Given task:
Copy each line that contains the string "group".

The records:
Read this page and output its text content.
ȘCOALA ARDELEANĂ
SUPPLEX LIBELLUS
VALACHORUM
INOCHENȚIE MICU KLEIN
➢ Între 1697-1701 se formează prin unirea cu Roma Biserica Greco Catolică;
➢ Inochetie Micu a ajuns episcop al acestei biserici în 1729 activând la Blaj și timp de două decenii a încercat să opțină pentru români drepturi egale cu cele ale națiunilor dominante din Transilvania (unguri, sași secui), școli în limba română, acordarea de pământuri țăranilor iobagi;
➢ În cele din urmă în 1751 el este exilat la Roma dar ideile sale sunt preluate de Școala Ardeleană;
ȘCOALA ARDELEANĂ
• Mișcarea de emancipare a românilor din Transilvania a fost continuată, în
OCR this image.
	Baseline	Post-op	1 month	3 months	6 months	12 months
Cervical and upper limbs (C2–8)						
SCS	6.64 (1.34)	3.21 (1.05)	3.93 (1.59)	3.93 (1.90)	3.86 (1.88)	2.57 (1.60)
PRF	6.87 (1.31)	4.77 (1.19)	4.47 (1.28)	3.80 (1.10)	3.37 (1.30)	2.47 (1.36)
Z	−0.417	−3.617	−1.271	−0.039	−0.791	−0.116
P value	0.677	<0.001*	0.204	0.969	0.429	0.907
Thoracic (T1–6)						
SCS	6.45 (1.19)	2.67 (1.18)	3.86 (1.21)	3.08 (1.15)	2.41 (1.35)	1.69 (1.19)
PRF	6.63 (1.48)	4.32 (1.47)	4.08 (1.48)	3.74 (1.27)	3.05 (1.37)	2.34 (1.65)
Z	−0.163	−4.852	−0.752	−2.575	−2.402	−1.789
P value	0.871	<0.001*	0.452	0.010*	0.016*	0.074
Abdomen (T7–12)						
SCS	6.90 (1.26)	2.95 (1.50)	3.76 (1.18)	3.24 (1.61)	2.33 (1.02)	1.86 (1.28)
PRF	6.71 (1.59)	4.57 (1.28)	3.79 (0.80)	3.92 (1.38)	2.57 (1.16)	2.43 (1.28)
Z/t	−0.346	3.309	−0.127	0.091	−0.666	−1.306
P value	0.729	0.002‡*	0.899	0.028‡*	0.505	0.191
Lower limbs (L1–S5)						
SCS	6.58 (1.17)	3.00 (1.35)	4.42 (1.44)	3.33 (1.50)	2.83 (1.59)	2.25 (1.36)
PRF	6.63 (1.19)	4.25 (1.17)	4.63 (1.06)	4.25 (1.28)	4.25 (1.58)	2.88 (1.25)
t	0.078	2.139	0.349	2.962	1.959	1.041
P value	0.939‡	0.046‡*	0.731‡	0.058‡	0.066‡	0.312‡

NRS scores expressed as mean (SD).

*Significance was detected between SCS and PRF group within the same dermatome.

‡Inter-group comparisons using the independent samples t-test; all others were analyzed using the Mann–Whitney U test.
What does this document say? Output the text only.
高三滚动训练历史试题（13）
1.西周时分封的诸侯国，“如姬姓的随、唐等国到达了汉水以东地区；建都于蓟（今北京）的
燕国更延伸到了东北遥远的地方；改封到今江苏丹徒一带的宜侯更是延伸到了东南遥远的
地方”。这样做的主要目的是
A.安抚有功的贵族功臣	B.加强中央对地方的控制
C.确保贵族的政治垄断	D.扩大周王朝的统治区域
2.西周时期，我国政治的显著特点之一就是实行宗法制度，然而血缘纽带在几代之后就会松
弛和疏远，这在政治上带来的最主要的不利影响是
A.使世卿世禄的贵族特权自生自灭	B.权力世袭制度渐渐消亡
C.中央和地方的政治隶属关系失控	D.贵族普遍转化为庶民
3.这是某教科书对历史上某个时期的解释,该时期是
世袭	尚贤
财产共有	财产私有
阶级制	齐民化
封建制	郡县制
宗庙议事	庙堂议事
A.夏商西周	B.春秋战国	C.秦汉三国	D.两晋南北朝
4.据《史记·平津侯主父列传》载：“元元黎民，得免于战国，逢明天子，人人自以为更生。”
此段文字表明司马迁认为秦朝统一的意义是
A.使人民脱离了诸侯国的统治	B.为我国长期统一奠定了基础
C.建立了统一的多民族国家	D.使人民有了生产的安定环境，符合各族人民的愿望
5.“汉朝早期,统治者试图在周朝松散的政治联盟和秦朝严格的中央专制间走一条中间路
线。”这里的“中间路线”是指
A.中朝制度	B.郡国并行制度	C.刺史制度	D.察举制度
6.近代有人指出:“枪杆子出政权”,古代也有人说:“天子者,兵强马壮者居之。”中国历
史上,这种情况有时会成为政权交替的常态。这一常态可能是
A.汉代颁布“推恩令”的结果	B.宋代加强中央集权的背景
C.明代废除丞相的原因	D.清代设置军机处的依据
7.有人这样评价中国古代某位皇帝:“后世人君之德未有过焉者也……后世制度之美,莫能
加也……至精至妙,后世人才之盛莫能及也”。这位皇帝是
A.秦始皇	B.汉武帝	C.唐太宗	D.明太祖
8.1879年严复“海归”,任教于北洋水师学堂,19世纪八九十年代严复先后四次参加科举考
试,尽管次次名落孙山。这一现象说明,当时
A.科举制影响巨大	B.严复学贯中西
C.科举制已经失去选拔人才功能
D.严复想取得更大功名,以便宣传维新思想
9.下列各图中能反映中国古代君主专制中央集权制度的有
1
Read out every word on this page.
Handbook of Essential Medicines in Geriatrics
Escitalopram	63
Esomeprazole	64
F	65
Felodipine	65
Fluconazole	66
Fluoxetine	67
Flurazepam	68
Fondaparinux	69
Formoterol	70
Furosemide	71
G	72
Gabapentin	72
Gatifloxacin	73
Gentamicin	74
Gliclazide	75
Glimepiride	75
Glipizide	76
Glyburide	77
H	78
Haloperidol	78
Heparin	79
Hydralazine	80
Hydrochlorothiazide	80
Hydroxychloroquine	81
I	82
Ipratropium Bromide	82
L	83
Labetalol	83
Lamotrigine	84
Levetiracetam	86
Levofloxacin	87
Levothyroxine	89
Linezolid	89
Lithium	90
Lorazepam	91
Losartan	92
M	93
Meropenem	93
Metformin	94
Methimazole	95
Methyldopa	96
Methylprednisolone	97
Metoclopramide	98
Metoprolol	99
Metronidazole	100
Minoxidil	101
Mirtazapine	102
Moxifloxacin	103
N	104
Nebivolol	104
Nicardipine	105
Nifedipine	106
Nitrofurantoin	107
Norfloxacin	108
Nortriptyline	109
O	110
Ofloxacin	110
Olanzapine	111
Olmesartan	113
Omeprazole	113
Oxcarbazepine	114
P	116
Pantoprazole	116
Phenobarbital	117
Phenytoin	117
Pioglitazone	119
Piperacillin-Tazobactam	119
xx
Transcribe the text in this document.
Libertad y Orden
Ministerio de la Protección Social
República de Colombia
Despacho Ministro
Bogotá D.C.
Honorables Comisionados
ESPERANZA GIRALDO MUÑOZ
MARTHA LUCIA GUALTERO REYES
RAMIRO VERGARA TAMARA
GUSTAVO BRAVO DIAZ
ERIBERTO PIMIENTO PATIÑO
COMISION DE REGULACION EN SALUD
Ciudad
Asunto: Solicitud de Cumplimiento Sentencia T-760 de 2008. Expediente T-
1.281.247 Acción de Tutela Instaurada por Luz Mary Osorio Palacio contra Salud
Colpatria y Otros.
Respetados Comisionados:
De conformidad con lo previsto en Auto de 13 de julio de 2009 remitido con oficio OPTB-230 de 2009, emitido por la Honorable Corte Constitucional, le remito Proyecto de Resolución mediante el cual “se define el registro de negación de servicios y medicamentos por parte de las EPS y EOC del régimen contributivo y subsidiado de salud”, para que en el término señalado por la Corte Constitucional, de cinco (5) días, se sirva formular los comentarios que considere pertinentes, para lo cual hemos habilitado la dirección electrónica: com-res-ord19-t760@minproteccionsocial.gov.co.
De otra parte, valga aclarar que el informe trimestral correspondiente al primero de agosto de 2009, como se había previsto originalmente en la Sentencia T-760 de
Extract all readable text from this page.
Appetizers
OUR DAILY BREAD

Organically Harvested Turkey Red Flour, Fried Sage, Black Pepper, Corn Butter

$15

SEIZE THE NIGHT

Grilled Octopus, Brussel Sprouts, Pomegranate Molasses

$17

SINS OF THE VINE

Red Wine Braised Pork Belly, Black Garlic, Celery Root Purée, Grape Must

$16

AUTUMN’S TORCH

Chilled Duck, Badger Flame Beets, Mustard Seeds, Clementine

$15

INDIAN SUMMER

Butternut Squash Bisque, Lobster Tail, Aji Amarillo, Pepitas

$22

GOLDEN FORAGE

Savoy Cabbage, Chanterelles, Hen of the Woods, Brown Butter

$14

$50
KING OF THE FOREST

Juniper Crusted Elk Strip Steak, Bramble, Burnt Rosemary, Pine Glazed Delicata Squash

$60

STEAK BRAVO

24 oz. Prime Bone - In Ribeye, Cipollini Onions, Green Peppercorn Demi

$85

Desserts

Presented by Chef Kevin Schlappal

The completed task:
*Significance was detected between SCS and PRF group within the same dermatome.
‡Inter-group comparisons using the independent samples t-test; all others were analyzed using the Mann–Whitney U test.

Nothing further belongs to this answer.